**What to produce**
Starting at the line that contains "Output a JSON", quote every line through the end of the entries, word for word, skipping the pictures.

Dataset listings of figures
_____

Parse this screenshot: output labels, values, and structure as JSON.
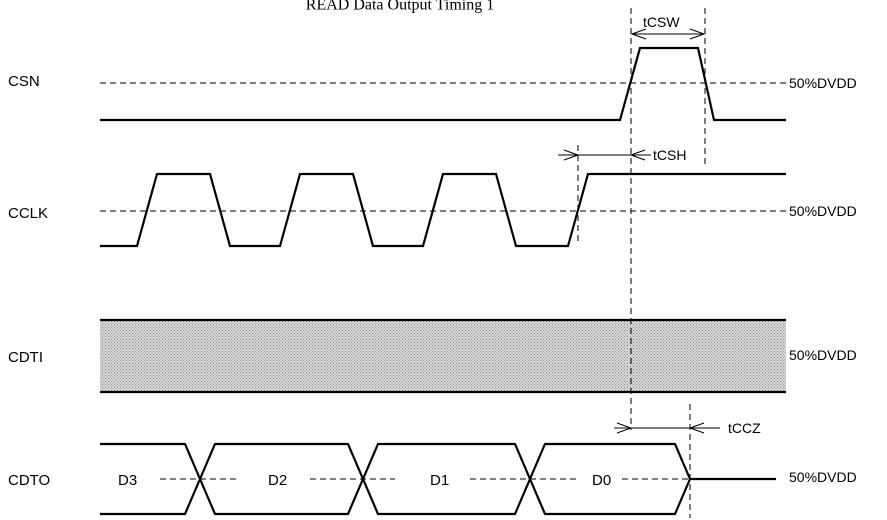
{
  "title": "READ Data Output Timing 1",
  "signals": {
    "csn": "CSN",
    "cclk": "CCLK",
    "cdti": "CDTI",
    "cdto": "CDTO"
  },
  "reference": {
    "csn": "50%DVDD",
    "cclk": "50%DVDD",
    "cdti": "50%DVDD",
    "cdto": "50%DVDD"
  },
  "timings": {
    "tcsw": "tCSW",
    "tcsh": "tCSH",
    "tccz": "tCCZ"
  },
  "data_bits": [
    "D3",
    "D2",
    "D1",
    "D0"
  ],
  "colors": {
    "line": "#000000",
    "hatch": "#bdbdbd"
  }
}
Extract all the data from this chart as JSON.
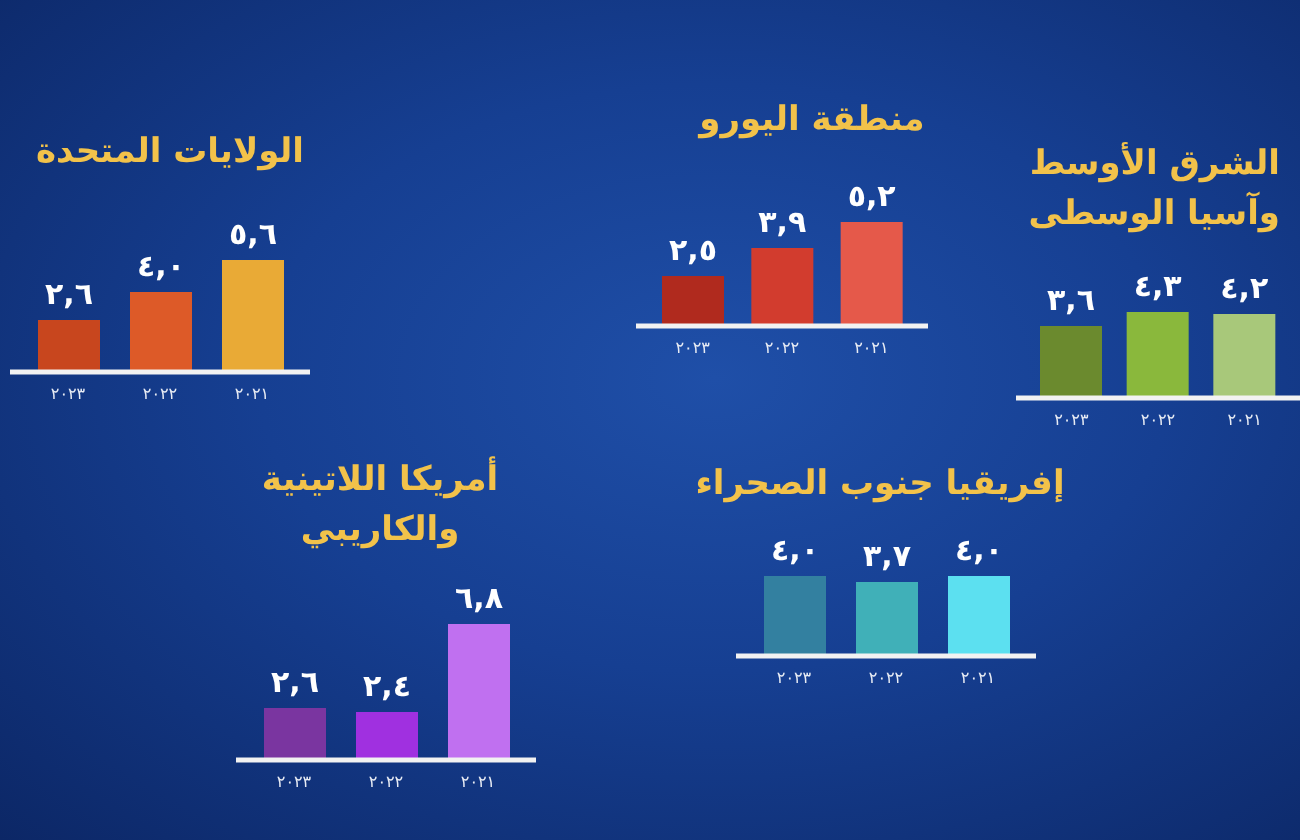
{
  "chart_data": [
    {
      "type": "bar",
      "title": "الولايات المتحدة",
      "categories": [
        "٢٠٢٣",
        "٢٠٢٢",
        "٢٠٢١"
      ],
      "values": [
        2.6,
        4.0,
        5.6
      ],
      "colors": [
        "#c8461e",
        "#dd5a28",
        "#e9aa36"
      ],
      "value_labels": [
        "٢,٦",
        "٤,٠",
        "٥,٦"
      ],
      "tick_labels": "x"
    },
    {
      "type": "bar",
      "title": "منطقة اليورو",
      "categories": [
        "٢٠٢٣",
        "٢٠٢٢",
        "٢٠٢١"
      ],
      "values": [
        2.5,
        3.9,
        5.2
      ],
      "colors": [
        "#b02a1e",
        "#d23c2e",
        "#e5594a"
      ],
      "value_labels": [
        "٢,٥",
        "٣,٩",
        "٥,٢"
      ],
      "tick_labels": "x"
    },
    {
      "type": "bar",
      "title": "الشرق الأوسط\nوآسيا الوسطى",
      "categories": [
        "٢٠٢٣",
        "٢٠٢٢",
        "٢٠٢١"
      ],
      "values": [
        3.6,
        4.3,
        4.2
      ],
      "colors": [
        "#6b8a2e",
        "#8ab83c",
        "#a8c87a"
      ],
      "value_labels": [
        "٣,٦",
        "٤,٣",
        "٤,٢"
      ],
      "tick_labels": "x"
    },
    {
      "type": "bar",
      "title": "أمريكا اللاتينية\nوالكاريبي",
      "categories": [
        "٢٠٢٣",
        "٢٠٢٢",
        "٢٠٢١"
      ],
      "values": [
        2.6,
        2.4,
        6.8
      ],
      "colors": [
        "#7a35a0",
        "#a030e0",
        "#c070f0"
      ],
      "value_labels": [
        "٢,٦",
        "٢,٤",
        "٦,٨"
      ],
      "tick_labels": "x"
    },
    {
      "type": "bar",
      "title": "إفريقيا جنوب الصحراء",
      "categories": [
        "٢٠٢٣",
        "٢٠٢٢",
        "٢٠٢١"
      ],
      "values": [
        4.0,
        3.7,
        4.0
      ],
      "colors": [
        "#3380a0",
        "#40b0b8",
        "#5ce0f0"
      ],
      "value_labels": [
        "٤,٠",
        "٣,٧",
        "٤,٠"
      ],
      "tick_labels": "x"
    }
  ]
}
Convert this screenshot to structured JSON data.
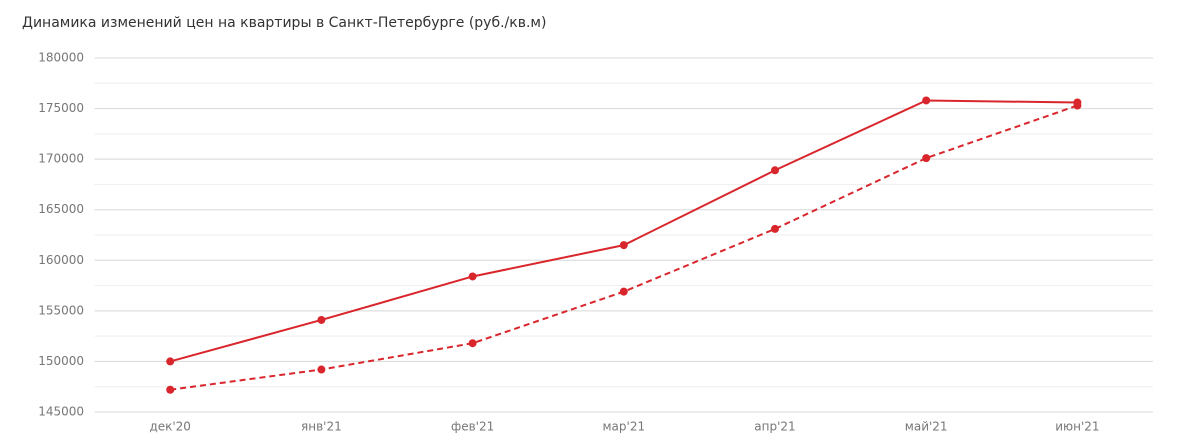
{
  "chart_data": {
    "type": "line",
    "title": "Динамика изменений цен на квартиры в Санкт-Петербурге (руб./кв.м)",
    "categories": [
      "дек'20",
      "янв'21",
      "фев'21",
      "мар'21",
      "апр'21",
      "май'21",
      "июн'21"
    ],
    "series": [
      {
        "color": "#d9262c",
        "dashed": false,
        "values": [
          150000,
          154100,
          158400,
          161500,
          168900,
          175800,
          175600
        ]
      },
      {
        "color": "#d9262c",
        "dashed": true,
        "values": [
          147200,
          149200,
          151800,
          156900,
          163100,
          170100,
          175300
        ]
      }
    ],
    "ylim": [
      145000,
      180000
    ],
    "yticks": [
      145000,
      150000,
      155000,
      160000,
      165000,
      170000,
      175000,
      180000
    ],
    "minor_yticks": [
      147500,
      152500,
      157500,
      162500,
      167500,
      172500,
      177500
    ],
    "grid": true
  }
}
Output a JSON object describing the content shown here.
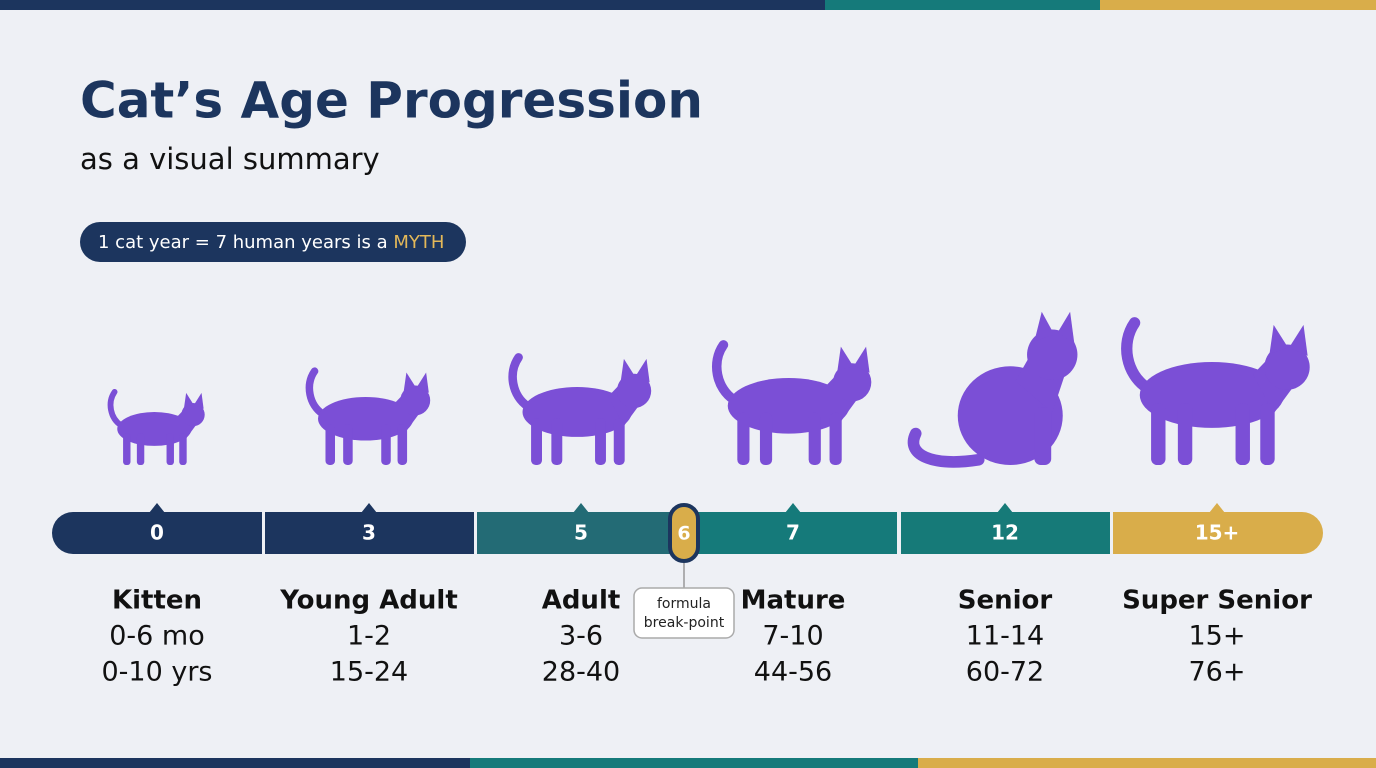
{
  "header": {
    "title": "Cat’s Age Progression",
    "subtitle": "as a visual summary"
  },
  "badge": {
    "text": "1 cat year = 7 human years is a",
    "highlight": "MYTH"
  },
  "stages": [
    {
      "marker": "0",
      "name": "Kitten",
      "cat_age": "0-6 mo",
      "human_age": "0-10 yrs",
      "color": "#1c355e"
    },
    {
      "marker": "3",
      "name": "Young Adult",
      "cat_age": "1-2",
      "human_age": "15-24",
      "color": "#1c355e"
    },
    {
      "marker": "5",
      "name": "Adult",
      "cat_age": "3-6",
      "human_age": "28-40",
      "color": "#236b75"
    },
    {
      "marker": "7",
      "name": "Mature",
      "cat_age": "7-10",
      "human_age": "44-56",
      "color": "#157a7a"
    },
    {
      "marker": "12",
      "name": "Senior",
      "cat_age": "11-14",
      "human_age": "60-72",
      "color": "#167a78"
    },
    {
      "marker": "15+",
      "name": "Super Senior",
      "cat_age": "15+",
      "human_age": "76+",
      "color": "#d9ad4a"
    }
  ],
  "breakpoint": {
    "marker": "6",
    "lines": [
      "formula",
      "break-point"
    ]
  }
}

_____

**Answer to this problem**
Output a JSON object describing the content shown here.
{
  "header": {
    "title": "Cat’s Age Progression",
    "subtitle": "as a visual summary"
  },
  "badge": {
    "text": "1 cat year = 7 human years is a",
    "highlight": "MYTH"
  },
  "stages": [
    {
      "marker": "0",
      "name": "Kitten",
      "cat_age": "0-6 mo",
      "human_age": "0-10 yrs",
      "color": "#1c355e"
    },
    {
      "marker": "3",
      "name": "Young Adult",
      "cat_age": "1-2",
      "human_age": "15-24",
      "color": "#1c355e"
    },
    {
      "marker": "5",
      "name": "Adult",
      "cat_age": "3-6",
      "human_age": "28-40",
      "color": "#236b75"
    },
    {
      "marker": "7",
      "name": "Mature",
      "cat_age": "7-10",
      "human_age": "44-56",
      "color": "#157a7a"
    },
    {
      "marker": "12",
      "name": "Senior",
      "cat_age": "11-14",
      "human_age": "60-72",
      "color": "#167a78"
    },
    {
      "marker": "15+",
      "name": "Super Senior",
      "cat_age": "15+",
      "human_age": "76+",
      "color": "#d9ad4a"
    }
  ],
  "breakpoint": {
    "marker": "6",
    "lines": [
      "formula",
      "break-point"
    ]
  }
}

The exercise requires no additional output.